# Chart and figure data
▶

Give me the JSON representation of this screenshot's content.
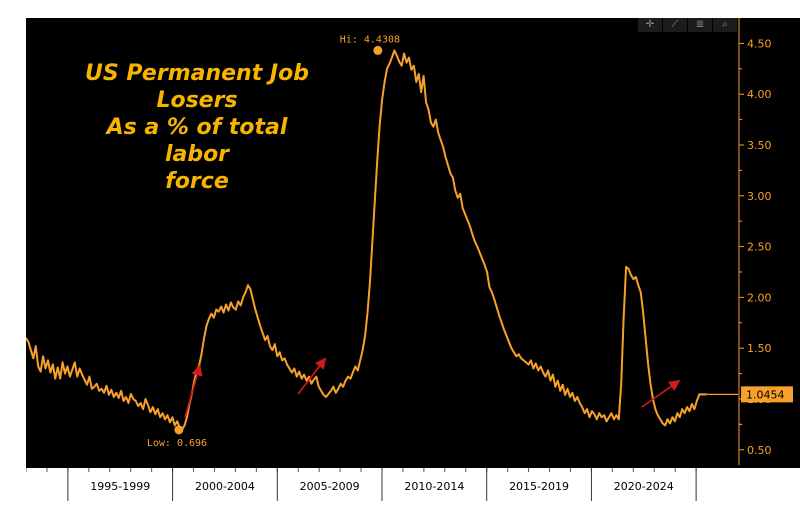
{
  "title_lines": [
    "US Permanent Job",
    "Losers",
    "As a % of total labor",
    "force"
  ],
  "toolbar_icons": [
    "crosshair-icon",
    "draw-icon",
    "menu-icon",
    "zoom-icon"
  ],
  "colors": {
    "line": "#f7a12a",
    "arrow": "#d11b1b",
    "background": "#000000",
    "axis": "#f7a12a",
    "title": "#f7b500",
    "x_axis_text": "#000000"
  },
  "chart_data": {
    "type": "line",
    "title": "US Permanent Job Losers As a % of total labor force",
    "x_start": 1993.0,
    "x_end": 2025.5,
    "xlim": [
      1993.0,
      2027.0
    ],
    "ylim": [
      0.35,
      4.75
    ],
    "y_ticks": [
      0.5,
      1.0,
      1.5,
      2.0,
      2.5,
      3.0,
      3.5,
      4.0,
      4.5
    ],
    "y_tick_labels": [
      "0.50",
      "1.00",
      "1.50",
      "2.00",
      "2.50",
      "3.00",
      "3.50",
      "4.00",
      "4.50"
    ],
    "x_period_labels": [
      "1995-1999",
      "2000-2004",
      "2005-2009",
      "2010-2014",
      "2015-2019",
      "2020-2024"
    ],
    "x_period_boundaries": [
      1995,
      2000,
      2005,
      2010,
      2015,
      2020,
      2025
    ],
    "last_value_label": "1.0454",
    "last_value": 1.0454,
    "annotations": [
      {
        "text": "Low: 0.696",
        "x": 2000.3,
        "y": 0.696
      },
      {
        "text": "Hi: 4.4308",
        "x": 2009.8,
        "y": 4.4308
      }
    ],
    "arrows": [
      {
        "from": [
          2000.6,
          0.82
        ],
        "to": [
          2001.3,
          1.33
        ]
      },
      {
        "from": [
          2006.0,
          1.05
        ],
        "to": [
          2007.3,
          1.4
        ]
      },
      {
        "from": [
          2022.4,
          0.92
        ],
        "to": [
          2024.2,
          1.18
        ]
      }
    ],
    "series": [
      {
        "values": [
          1.6,
          1.56,
          1.48,
          1.4,
          1.52,
          1.32,
          1.27,
          1.42,
          1.3,
          1.38,
          1.26,
          1.34,
          1.2,
          1.31,
          1.2,
          1.36,
          1.25,
          1.32,
          1.22,
          1.29,
          1.36,
          1.22,
          1.3,
          1.24,
          1.19,
          1.14,
          1.22,
          1.1,
          1.12,
          1.15,
          1.08,
          1.1,
          1.06,
          1.13,
          1.04,
          1.09,
          1.02,
          1.06,
          1.01,
          1.08,
          0.98,
          1.02,
          0.96,
          1.05,
          1.0,
          0.98,
          0.93,
          0.96,
          0.9,
          1.0,
          0.94,
          0.87,
          0.92,
          0.85,
          0.9,
          0.82,
          0.86,
          0.8,
          0.84,
          0.77,
          0.82,
          0.74,
          0.78,
          0.72,
          0.7,
          0.74,
          0.82,
          0.95,
          1.05,
          1.18,
          1.28,
          1.33,
          1.45,
          1.6,
          1.72,
          1.79,
          1.84,
          1.8,
          1.88,
          1.86,
          1.91,
          1.85,
          1.93,
          1.87,
          1.95,
          1.9,
          1.88,
          1.96,
          1.92,
          2.0,
          2.05,
          2.12,
          2.08,
          1.98,
          1.88,
          1.8,
          1.72,
          1.65,
          1.58,
          1.62,
          1.52,
          1.48,
          1.54,
          1.42,
          1.46,
          1.38,
          1.4,
          1.34,
          1.3,
          1.26,
          1.3,
          1.22,
          1.27,
          1.2,
          1.24,
          1.18,
          1.22,
          1.15,
          1.19,
          1.22,
          1.12,
          1.08,
          1.04,
          1.02,
          1.05,
          1.08,
          1.12,
          1.06,
          1.1,
          1.15,
          1.12,
          1.18,
          1.22,
          1.2,
          1.26,
          1.32,
          1.28,
          1.38,
          1.48,
          1.62,
          1.85,
          2.15,
          2.55,
          2.95,
          3.35,
          3.7,
          3.95,
          4.12,
          4.25,
          4.3,
          4.36,
          4.4308,
          4.38,
          4.32,
          4.28,
          4.4,
          4.31,
          4.36,
          4.24,
          4.28,
          4.12,
          4.2,
          4.02,
          4.18,
          3.92,
          3.85,
          3.72,
          3.68,
          3.75,
          3.62,
          3.55,
          3.48,
          3.38,
          3.3,
          3.22,
          3.18,
          3.05,
          2.98,
          3.02,
          2.88,
          2.82,
          2.76,
          2.7,
          2.62,
          2.55,
          2.5,
          2.44,
          2.38,
          2.32,
          2.25,
          2.1,
          2.05,
          1.98,
          1.9,
          1.82,
          1.75,
          1.68,
          1.62,
          1.56,
          1.5,
          1.46,
          1.42,
          1.44,
          1.4,
          1.38,
          1.36,
          1.34,
          1.38,
          1.3,
          1.35,
          1.28,
          1.32,
          1.26,
          1.22,
          1.28,
          1.18,
          1.24,
          1.12,
          1.18,
          1.08,
          1.14,
          1.04,
          1.1,
          1.02,
          1.06,
          0.98,
          1.02,
          0.96,
          0.92,
          0.86,
          0.9,
          0.82,
          0.88,
          0.85,
          0.8,
          0.86,
          0.82,
          0.84,
          0.78,
          0.82,
          0.86,
          0.8,
          0.84,
          0.8,
          1.15,
          1.8,
          2.3,
          2.28,
          2.22,
          2.18,
          2.2,
          2.12,
          2.05,
          1.85,
          1.6,
          1.35,
          1.15,
          1.0,
          0.9,
          0.84,
          0.8,
          0.76,
          0.74,
          0.8,
          0.76,
          0.82,
          0.78,
          0.86,
          0.82,
          0.9,
          0.86,
          0.92,
          0.88,
          0.95,
          0.9,
          0.98,
          1.0454,
          1.0454,
          1.0454,
          1.0454
        ]
      }
    ]
  }
}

◀

# Aim
Check each line of the material above for "labor" and say how many lines contain it, giving the number alone.

# Answer to this task
2